# TEXT SECTION
━━━━━━━━
Modern App Development - Machine Learning and Artificial Intelligence

Data scientists and machine learning engineers don’t want to spend time provisioning, upgrading, patching, and securing infrastructure. They want to spend their time building, training and deploying models that impact the business. A machine learning platform should be fully managed and should allow them to perform all the steps in the model development lifecycle (build, train, deploy, and monitor). In addition, a machine learning platform shouldn’t be tied to a particular data store. Instead, it should be source agnostic and let data scientists connect to various data stores on different clouds.

Most modern machine learning toolkits are open source and written in Python. As such, a machine learning platform should provide native support for open source frameworks and Python. It should also give users the ability to customize their machine learning environments by either installing their own libraries or upgrading the ones already installed. The platform should let data scientists train their models on structured, unstructured, or semi-structured data while scaling the extract, transform, and load (ETL) or training steps vertically or horizontally across a number of compute resources.

Finally, a machine learning platform should ensure that models can be easily deployed for real-time consumption with minimal friction (ideally through a simple REST call), while preserving the lineage of the deployed model to ensure that it can be audited and reproduced.

This document presents the design principles associated with creating a machine learning platform and an optimal implementation path. Use this pattern to create machine learning platforms that meet the needs of your data scientist users.

Design Principles

This architecture implements modern app development principles in the following ways:

  • Principle: Use lightweight open-source frameworks and mature programming languages

    Use conda environments instead of Python virtual environments or Docker images. We provide curated Data Science conda environments that contain a collection of Python libraries selected to address a particular use case. Conda environments typically provide the right level of isolation in Python, offer flexibility by allowing multiple environments to run in the same notebook environment or batch job, and are easier to build than Docker images. Conda environments are also easy to export and import because they are simple archives (gzip and zip).

    Start with our ready-to-use set of conda environments. These environments are regularly upgraded to ensure that the packages that they contain reflect the latest version available. Each environment comes with documentation and code examples. The environments can be used for building, training, and deploying machine learning models in Python 3.6 and later. Adopt these environments to ensure compatibility between different architecture components.

  • Principle: Build apps as services that communicate through APIs

    Adopt the model deployment feature of Data Science, which deploys a model from the model catalog as a scalable HTTP endpoint that other apps can consume. Ensuring that the model training environment contains the same third-party dependencies as the deployment environment can be a challenge. Data Science model deployments address that challenge by pulling the right conda environment to run your model behind the HTTP endpoint. Model deployments also provide Oracle Cloud Infrastructure (OCI) Identity and Access Management (IAM) authentication and authorization so you don’t have to build and configure your own user and access management protocol.
━━━━━━━━
# SUPPLIED INFORMATION

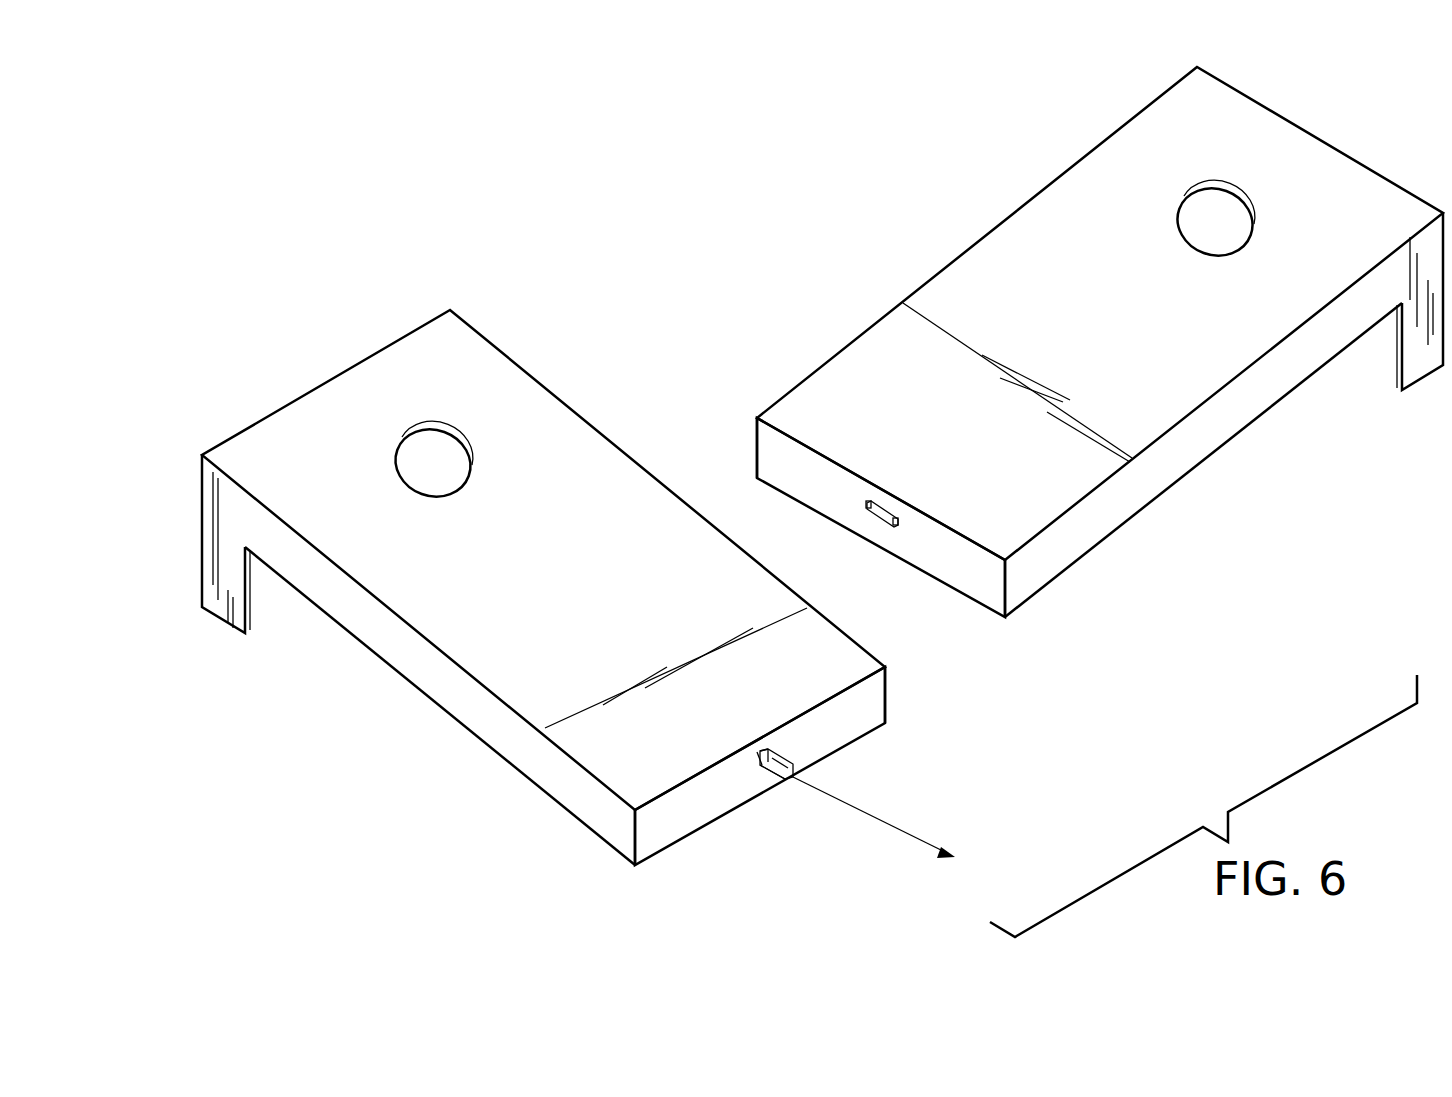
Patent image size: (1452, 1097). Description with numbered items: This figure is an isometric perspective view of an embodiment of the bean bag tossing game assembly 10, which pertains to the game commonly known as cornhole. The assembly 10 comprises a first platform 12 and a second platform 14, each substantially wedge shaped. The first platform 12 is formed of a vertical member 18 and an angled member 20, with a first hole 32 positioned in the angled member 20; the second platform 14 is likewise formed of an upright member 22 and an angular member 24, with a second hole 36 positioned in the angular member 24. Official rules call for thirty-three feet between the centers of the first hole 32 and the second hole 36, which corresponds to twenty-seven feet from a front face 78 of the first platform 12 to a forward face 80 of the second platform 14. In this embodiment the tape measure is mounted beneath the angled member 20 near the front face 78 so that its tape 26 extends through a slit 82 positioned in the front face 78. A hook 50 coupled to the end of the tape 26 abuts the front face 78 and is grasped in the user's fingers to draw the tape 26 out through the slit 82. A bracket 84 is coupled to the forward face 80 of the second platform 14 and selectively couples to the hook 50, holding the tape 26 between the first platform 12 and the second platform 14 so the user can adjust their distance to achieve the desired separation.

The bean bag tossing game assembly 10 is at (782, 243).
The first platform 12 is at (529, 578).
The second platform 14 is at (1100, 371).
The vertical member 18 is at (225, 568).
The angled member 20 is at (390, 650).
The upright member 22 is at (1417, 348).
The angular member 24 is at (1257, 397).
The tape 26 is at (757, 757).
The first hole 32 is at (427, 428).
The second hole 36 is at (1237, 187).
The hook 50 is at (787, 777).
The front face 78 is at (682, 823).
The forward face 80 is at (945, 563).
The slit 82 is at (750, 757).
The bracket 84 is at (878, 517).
━━━━━━━━
# SHORT TASK 1
Answer the following from the text on machine learning platforms:
(a) Which archive formats make conda environments easy to export and import?
(b) Which versions of Python can the ready-to-use conda environments be used with?
(c) What do model deployments provide so that users need not build their own user and access management protocol?
# SHORT TASK 2
Write what comes next in the text on machine learning platforms, picking up after its final sentence.
The data shown above are not needed here.

# WRITTEN ANSWER 1
(a) gzip and zip
(b) Python 3.6 and later
(c) Oracle Cloud Infrastructure (OCI) Identity and Access Management (IAM) authentication and authorization

# WRITTEN ANSWER 2
    An acceptable alternative is the deployment of machine learning models through Oracle Functions, which can be used as a backend to API Gateway. This option provides flexibility, especially when defining the API or using a different authorization protocol like OAuth or basic auth. However, it requires more work for you, is less automated, and is more prone to user error. Oracle Functions requires you to build your own Docker image and ensure that all the required dependencies and the Python runtime version match the training environment. Most data science teams should avoid this option.

  • Principle: Automate build, test, and deployment

    DevOps is to software development what MLOps is to machine learning: a series of processes and automation centered on building, testing, evaluating, deploying, and monitoring models in production. Favor the use of repeatable, auditable, and reproducible patterns through jobs and model deployments in Data Science. Avoid the training and deployment of models directly from a notebook session where it’s more difficult to build, run, and automate tests. Ensure that all code to prepare the data, train the model, and define the tests is version controlled. Run build and deployment pipelines through the OCI DevOps service or directly from jobs in Data Science. Run the series of model introspection tests that are included in the model catalog artifact boilerplate code. When run successfully, these tests minimize the number of errors that occur when the model is deployed to production.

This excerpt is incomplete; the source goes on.